» REQUIREMENTS:
Copy out the entries below precisely; nothing is to be omitted.

Start

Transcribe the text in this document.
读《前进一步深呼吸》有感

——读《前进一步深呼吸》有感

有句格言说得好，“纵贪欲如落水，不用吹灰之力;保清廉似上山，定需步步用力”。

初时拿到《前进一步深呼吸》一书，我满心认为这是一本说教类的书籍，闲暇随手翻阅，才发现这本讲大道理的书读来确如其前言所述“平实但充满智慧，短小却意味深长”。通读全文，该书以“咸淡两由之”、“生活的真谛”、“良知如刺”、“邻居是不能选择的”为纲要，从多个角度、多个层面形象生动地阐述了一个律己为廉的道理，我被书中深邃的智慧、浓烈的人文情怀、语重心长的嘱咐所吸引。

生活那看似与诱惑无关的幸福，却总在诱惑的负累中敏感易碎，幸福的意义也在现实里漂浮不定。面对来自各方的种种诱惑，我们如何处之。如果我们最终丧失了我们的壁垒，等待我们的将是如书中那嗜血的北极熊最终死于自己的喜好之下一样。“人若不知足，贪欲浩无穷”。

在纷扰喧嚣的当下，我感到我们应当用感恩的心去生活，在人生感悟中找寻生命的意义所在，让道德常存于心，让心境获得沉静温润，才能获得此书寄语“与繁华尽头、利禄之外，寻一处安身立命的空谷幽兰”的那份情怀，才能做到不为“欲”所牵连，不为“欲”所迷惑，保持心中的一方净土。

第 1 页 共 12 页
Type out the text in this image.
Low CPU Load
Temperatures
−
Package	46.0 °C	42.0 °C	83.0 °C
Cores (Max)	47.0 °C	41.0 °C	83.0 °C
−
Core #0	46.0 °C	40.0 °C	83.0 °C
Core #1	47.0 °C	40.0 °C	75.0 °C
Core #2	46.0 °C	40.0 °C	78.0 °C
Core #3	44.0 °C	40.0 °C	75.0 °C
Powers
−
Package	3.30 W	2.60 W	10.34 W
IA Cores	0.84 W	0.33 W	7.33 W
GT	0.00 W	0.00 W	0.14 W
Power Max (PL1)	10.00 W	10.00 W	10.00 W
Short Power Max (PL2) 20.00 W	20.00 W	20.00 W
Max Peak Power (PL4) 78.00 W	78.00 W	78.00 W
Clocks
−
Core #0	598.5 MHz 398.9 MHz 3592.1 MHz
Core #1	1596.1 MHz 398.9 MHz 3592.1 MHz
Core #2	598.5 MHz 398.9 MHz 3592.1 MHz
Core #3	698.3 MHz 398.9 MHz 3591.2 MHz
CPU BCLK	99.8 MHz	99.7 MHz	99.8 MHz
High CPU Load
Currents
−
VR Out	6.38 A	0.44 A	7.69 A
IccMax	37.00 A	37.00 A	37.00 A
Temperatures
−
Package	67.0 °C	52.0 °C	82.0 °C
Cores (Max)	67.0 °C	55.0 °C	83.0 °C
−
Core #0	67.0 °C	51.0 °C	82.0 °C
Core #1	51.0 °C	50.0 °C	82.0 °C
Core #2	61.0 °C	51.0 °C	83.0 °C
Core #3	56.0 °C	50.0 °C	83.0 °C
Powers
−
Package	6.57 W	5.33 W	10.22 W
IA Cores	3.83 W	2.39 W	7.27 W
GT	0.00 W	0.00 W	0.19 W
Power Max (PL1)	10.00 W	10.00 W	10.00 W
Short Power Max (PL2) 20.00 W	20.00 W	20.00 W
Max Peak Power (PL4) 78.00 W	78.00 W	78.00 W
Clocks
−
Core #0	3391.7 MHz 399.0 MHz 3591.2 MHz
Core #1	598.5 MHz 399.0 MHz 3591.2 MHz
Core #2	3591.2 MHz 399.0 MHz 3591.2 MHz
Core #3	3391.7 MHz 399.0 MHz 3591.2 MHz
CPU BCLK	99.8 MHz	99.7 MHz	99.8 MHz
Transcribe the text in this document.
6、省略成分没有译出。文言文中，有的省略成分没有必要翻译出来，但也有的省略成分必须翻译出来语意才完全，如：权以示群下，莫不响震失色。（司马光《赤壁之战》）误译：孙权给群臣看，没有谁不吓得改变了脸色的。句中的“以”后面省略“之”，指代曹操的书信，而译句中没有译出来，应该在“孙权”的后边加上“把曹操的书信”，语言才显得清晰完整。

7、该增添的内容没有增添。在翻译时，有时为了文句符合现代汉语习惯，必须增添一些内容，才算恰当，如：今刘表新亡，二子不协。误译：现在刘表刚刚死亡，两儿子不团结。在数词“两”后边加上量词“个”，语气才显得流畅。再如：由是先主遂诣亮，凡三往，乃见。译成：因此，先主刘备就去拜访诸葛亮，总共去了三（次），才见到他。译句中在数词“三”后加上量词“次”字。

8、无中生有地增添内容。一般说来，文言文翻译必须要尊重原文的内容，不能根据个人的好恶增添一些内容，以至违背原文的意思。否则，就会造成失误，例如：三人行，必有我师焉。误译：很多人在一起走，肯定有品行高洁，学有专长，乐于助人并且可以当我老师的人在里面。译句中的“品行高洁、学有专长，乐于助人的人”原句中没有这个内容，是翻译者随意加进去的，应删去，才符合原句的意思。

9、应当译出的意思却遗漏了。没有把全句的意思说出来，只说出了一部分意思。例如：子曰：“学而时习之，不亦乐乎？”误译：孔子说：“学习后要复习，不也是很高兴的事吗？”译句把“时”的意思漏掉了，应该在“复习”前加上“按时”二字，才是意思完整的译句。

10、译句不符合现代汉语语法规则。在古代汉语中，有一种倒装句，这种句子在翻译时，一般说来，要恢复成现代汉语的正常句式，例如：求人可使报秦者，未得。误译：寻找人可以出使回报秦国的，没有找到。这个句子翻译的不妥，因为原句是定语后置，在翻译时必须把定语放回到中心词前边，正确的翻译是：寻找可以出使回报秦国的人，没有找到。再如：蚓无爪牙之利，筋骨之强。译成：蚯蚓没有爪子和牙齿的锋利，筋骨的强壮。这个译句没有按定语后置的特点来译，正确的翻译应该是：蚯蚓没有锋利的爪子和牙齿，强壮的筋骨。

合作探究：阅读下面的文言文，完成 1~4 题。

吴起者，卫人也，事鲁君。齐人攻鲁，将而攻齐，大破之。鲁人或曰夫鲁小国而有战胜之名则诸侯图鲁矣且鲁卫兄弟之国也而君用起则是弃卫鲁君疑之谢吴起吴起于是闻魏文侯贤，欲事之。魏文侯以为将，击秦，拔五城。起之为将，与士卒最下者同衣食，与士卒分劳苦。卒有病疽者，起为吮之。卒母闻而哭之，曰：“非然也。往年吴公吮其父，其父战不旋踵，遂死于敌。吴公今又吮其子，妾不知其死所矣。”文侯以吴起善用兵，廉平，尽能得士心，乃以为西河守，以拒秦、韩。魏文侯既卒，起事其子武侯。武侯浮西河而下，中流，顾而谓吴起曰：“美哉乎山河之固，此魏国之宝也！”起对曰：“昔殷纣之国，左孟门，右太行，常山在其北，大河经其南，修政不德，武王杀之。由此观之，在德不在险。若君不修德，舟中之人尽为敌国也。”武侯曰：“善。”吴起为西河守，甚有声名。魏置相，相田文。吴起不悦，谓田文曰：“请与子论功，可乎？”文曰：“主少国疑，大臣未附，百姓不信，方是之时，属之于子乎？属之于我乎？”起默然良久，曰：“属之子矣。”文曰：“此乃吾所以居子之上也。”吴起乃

End

» RESULT FOR THIS EXERCISE:
Transcribe the text in this document.
读《前进一步深呼吸》有感

——读《前进一步深呼吸》有感

有句格言说得好，“纵贪欲如落水，不用吹灰之力;保清廉似上山，定需步步用力”。

初时拿到《前进一步深呼吸》一书，我满心认为这是一本说教类的书籍，闲暇随手翻阅，才发现这本讲大道理的书读来确如其前言所述“平实但充满智慧，短小却意味深长”。通读全文，该书以“咸淡两由之”、“生活的真谛”、“良知如刺”、“邻居是不能选择的”为纲要，从多个角度、多个层面形象生动地阐述了一个律己为廉的道理，我被书中深邃的智慧、浓烈的人文情怀、语重心长的嘱咐所吸引。

生活那看似与诱惑无关的幸福，却总在诱惑的负累中敏感易碎，幸福的意义也在现实里漂浮不定。面对来自各方的种种诱惑，我们如何处之。如果我们最终丧失了我们的壁垒，等待我们的将是如书中那嗜血的北极熊最终死于自己的喜好之下一样。“人若不知足，贪欲浩无穷”。

在纷扰喧嚣的当下，我感到我们应当用感恩的心去生活，在人生感悟中找寻生命的意义所在，让道德常存于心，让心境获得沉静温润，才能获得此书寄语“与繁华尽头、利禄之外，寻一处安身立命的空谷幽兰”的那份情怀，才能做到不为“欲”所牵连，不为“欲”所迷惑，保持心中的一方净土。

第 1 页 共 12 页
Type out the text in this image.
Low CPU Load
Temperatures
−
Package	46.0 °C	42.0 °C	83.0 °C
Cores (Max)	47.0 °C	41.0 °C	83.0 °C
−
Core #0	46.0 °C	40.0 °C	83.0 °C
Core #1	47.0 °C	40.0 °C	75.0 °C
Core #2	46.0 °C	40.0 °C	78.0 °C
Core #3	44.0 °C	40.0 °C	75.0 °C
Powers
−
Package	3.30 W	2.60 W	10.34 W
IA Cores	0.84 W	0.33 W	7.33 W
GT	0.00 W	0.00 W	0.14 W
Power Max (PL1)	10.00 W	10.00 W	10.00 W
Short Power Max (PL2) 20.00 W	20.00 W	20.00 W
Max Peak Power (PL4) 78.00 W	78.00 W	78.00 W
Clocks
−
Core #0	598.5 MHz 398.9 MHz 3592.1 MHz
Core #1	1596.1 MHz 398.9 MHz 3592.1 MHz
Core #2	598.5 MHz 398.9 MHz 3592.1 MHz
Core #3	698.3 MHz 398.9 MHz 3591.2 MHz
CPU BCLK	99.8 MHz	99.7 MHz	99.8 MHz
High CPU Load
Currents
−
VR Out	6.38 A	0.44 A	7.69 A
IccMax	37.00 A	37.00 A	37.00 A
Temperatures
−
Package	67.0 °C	52.0 °C	82.0 °C
Cores (Max)	67.0 °C	55.0 °C	83.0 °C
−
Core #0	67.0 °C	51.0 °C	82.0 °C
Core #1	51.0 °C	50.0 °C	82.0 °C
Core #2	61.0 °C	51.0 °C	83.0 °C
Core #3	56.0 °C	50.0 °C	83.0 °C
Powers
−
Package	6.57 W	5.33 W	10.22 W
IA Cores	3.83 W	2.39 W	7.27 W
GT	0.00 W	0.00 W	0.19 W
Power Max (PL1)	10.00 W	10.00 W	10.00 W
Short Power Max (PL2) 20.00 W	20.00 W	20.00 W
Max Peak Power (PL4) 78.00 W	78.00 W	78.00 W
Clocks
−
Core #0	3391.7 MHz 399.0 MHz 3591.2 MHz
Core #1	598.5 MHz 399.0 MHz 3591.2 MHz
Core #2	3591.2 MHz 399.0 MHz 3591.2 MHz
Core #3	3391.7 MHz 399.0 MHz 3591.2 MHz
CPU BCLK	99.8 MHz	99.7 MHz	99.8 MHz
Transcribe the text in this document.
6、省略成分没有译出。文言文中，有的省略成分没有必要翻译出来，但也有的省略成分必须翻译出来语意才完全，如：权以示群下，莫不响震失色。（司马光《赤壁之战》）误译：孙权给群臣看，没有谁不吓得改变了脸色的。句中的“以”后面省略“之”，指代曹操的书信，而译句中没有译出来，应该在“孙权”的后边加上“把曹操的书信”，语言才显得清晰完整。

7、该增添的内容没有增添。在翻译时，有时为了文句符合现代汉语习惯，必须增添一些内容，才算恰当，如：今刘表新亡，二子不协。误译：现在刘表刚刚死亡，两儿子不团结。在数词“两”后边加上量词“个”，语气才显得流畅。再如：由是先主遂诣亮，凡三往，乃见。译成：因此，先主刘备就去拜访诸葛亮，总共去了三（次），才见到他。译句中在数词“三”后加上量词“次”字。

8、无中生有地增添内容。一般说来，文言文翻译必须要尊重原文的内容，不能根据个人的好恶增添一些内容，以至违背原文的意思。否则，就会造成失误，例如：三人行，必有我师焉。误译：很多人在一起走，肯定有品行高洁，学有专长，乐于助人并且可以当我老师的人在里面。译句中的“品行高洁、学有专长，乐于助人的人”原句中没有这个内容，是翻译者随意加进去的，应删去，才符合原句的意思。

9、应当译出的意思却遗漏了。没有把全句的意思说出来，只说出了一部分意思。例如：子曰：“学而时习之，不亦乐乎？”误译：孔子说：“学习后要复习，不也是很高兴的事吗？”译句把“时”的意思漏掉了，应该在“复习”前加上“按时”二字，才是意思完整的译句。

10、译句不符合现代汉语语法规则。在古代汉语中，有一种倒装句，这种句子在翻译时，一般说来，要恢复成现代汉语的正常句式，例如：求人可使报秦者，未得。误译：寻找人可以出使回报秦国的，没有找到。这个句子翻译的不妥，因为原句是定语后置，在翻译时必须把定语放回到中心词前边，正确的翻译是：寻找可以出使回报秦国的人，没有找到。再如：蚓无爪牙之利，筋骨之强。译成：蚯蚓没有爪子和牙齿的锋利，筋骨的强壮。这个译句没有按定语后置的特点来译，正确的翻译应该是：蚯蚓没有锋利的爪子和牙齿，强壮的筋骨。

合作探究：阅读下面的文言文，完成 1~4 题。

吴起者，卫人也，事鲁君。齐人攻鲁，将而攻齐，大破之。鲁人或曰夫鲁小国而有战胜之名则诸侯图鲁矣且鲁卫兄弟之国也而君用起则是弃卫鲁君疑之谢吴起吴起于是闻魏文侯贤，欲事之。魏文侯以为将，击秦，拔五城。起之为将，与士卒最下者同衣食，与士卒分劳苦。卒有病疽者，起为吮之。卒母闻而哭之，曰：“非然也。往年吴公吮其父，其父战不旋踵，遂死于敌。吴公今又吮其子，妾不知其死所矣。”文侯以吴起善用兵，廉平，尽能得士心，乃以为西河守，以拒秦、韩。魏文侯既卒，起事其子武侯。武侯浮西河而下，中流，顾而谓吴起曰：“美哉乎山河之固，此魏国之宝也！”起对曰：“昔殷纣之国，左孟门，右太行，常山在其北，大河经其南，修政不德，武王杀之。由此观之，在德不在险。若君不修德，舟中之人尽为敌国也。”武侯曰：“善。”吴起为西河守，甚有声名。魏置相，相田文。吴起不悦，谓田文曰：“请与子论功，可乎？”文曰：“主少国疑，大臣未附，百姓不信，方是之时，属之于子乎？属之于我乎？”起默然良久，曰：“属之子矣。”文曰：“此乃吾所以居子之上也。”吴起乃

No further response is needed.